*Data for processing*
☆ ☆ ☆

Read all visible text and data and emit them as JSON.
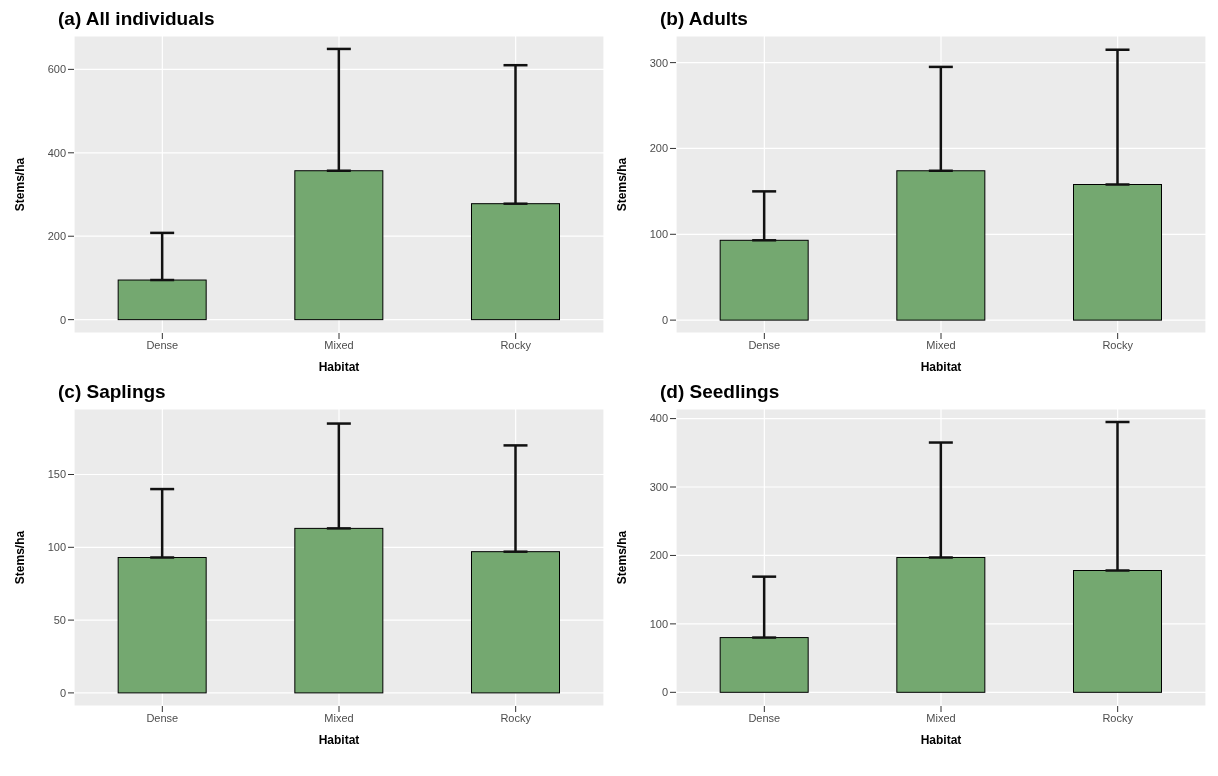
{
  "chart_data": [
    {
      "type": "bar",
      "title": "(a) All individuals",
      "xlabel": "Habitat",
      "ylabel": "Stems/ha",
      "categories": [
        "Dense",
        "Mixed",
        "Rocky"
      ],
      "values": [
        95,
        357,
        278
      ],
      "errors": [
        [
          95,
          208
        ],
        [
          357,
          649
        ],
        [
          278,
          610
        ]
      ],
      "color": "#74a870",
      "ylim": [
        -32,
        680
      ],
      "yticks": [
        0,
        200,
        400,
        600
      ],
      "grid": true
    },
    {
      "type": "bar",
      "title": "(b) Adults",
      "xlabel": "Habitat",
      "ylabel": "Stems/ha",
      "categories": [
        "Dense",
        "Mixed",
        "Rocky"
      ],
      "values": [
        93,
        174,
        158
      ],
      "errors": [
        [
          93,
          150
        ],
        [
          174,
          295
        ],
        [
          158,
          315
        ]
      ],
      "color": "#74a870",
      "ylim": [
        -15,
        331
      ],
      "yticks": [
        0,
        100,
        200,
        300
      ],
      "grid": true
    },
    {
      "type": "bar",
      "title": "(c) Saplings",
      "xlabel": "Habitat",
      "ylabel": "Stems/ha",
      "categories": [
        "Dense",
        "Mixed",
        "Rocky"
      ],
      "values": [
        93,
        113,
        97
      ],
      "errors": [
        [
          93,
          140
        ],
        [
          113,
          185
        ],
        [
          97,
          170
        ]
      ],
      "color": "#74a870",
      "ylim": [
        -9,
        195
      ],
      "yticks": [
        0,
        50,
        100,
        150
      ],
      "grid": true
    },
    {
      "type": "bar",
      "title": "(d) Seedlings",
      "xlabel": "Habitat",
      "ylabel": "Stems/ha",
      "categories": [
        "Dense",
        "Mixed",
        "Rocky"
      ],
      "values": [
        80,
        197,
        178
      ],
      "errors": [
        [
          80,
          169
        ],
        [
          197,
          365
        ],
        [
          178,
          395
        ]
      ],
      "color": "#74a870",
      "ylim": [
        -20,
        414
      ],
      "yticks": [
        0,
        100,
        200,
        300,
        400
      ],
      "grid": true
    }
  ]
}
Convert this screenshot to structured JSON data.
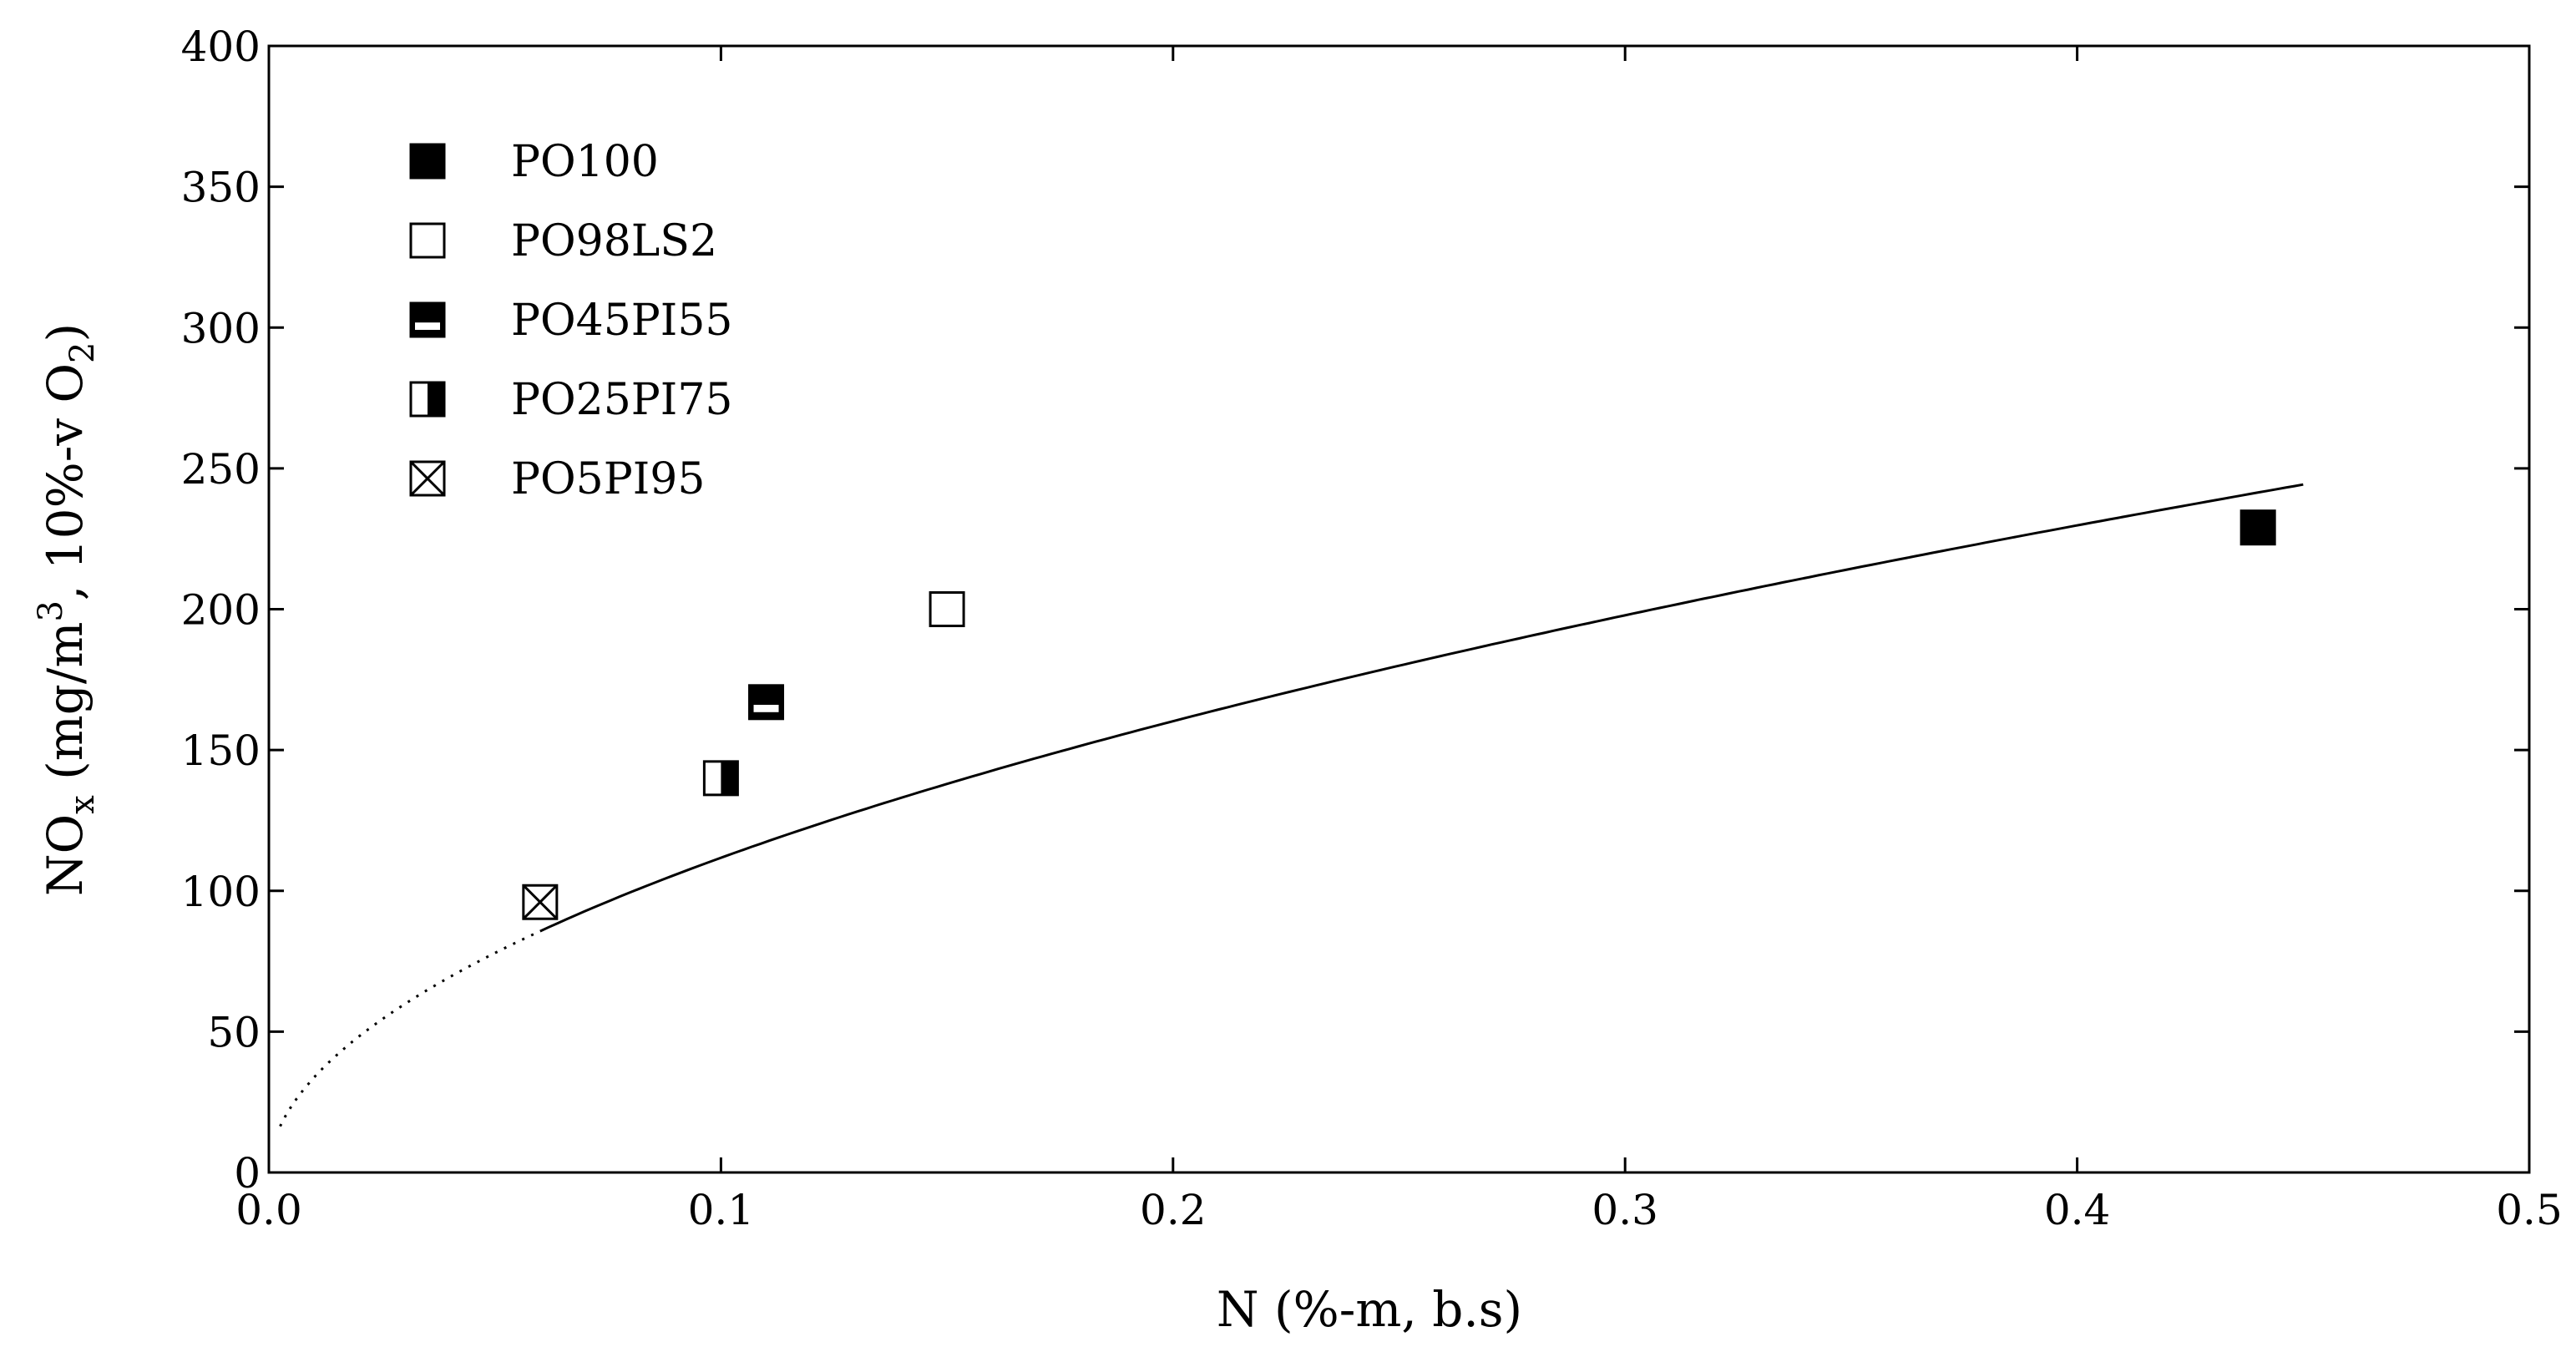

☆ ☆ ☆

*Problem statement*
The pictures should not appear in the copy; every other part of the records above must be returned exactly.

*Task answer*
Read all visible text and data and emit them as JSON.
{
  "chart_data": [
    {
      "type": "bar",
      "title": "(a) All individuals",
      "xlabel": "Habitat",
      "ylabel": "Stems/ha",
      "categories": [
        "Dense",
        "Mixed",
        "Rocky"
      ],
      "values": [
        95,
        357,
        278
      ],
      "errors": [
        [
          95,
          208
        ],
        [
          357,
          649
        ],
        [
          278,
          610
        ]
      ],
      "color": "#74a870",
      "ylim": [
        -32,
        680
      ],
      "yticks": [
        0,
        200,
        400,
        600
      ],
      "grid": true
    },
    {
      "type": "bar",
      "title": "(b) Adults",
      "xlabel": "Habitat",
      "ylabel": "Stems/ha",
      "categories": [
        "Dense",
        "Mixed",
        "Rocky"
      ],
      "values": [
        93,
        174,
        158
      ],
      "errors": [
        [
          93,
          150
        ],
        [
          174,
          295
        ],
        [
          158,
          315
        ]
      ],
      "color": "#74a870",
      "ylim": [
        -15,
        331
      ],
      "yticks": [
        0,
        100,
        200,
        300
      ],
      "grid": true
    },
    {
      "type": "bar",
      "title": "(c) Saplings",
      "xlabel": "Habitat",
      "ylabel": "Stems/ha",
      "categories": [
        "Dense",
        "Mixed",
        "Rocky"
      ],
      "values": [
        93,
        113,
        97
      ],
      "errors": [
        [
          93,
          140
        ],
        [
          113,
          185
        ],
        [
          97,
          170
        ]
      ],
      "color": "#74a870",
      "ylim": [
        -9,
        195
      ],
      "yticks": [
        0,
        50,
        100,
        150
      ],
      "grid": true
    },
    {
      "type": "bar",
      "title": "(d) Seedlings",
      "xlabel": "Habitat",
      "ylabel": "Stems/ha",
      "categories": [
        "Dense",
        "Mixed",
        "Rocky"
      ],
      "values": [
        80,
        197,
        178
      ],
      "errors": [
        [
          80,
          169
        ],
        [
          197,
          365
        ],
        [
          178,
          395
        ]
      ],
      "color": "#74a870",
      "ylim": [
        -20,
        414
      ],
      "yticks": [
        0,
        100,
        200,
        300,
        400
      ],
      "grid": true
    }
  ]
}
Convert this screenshot to structured JSON data.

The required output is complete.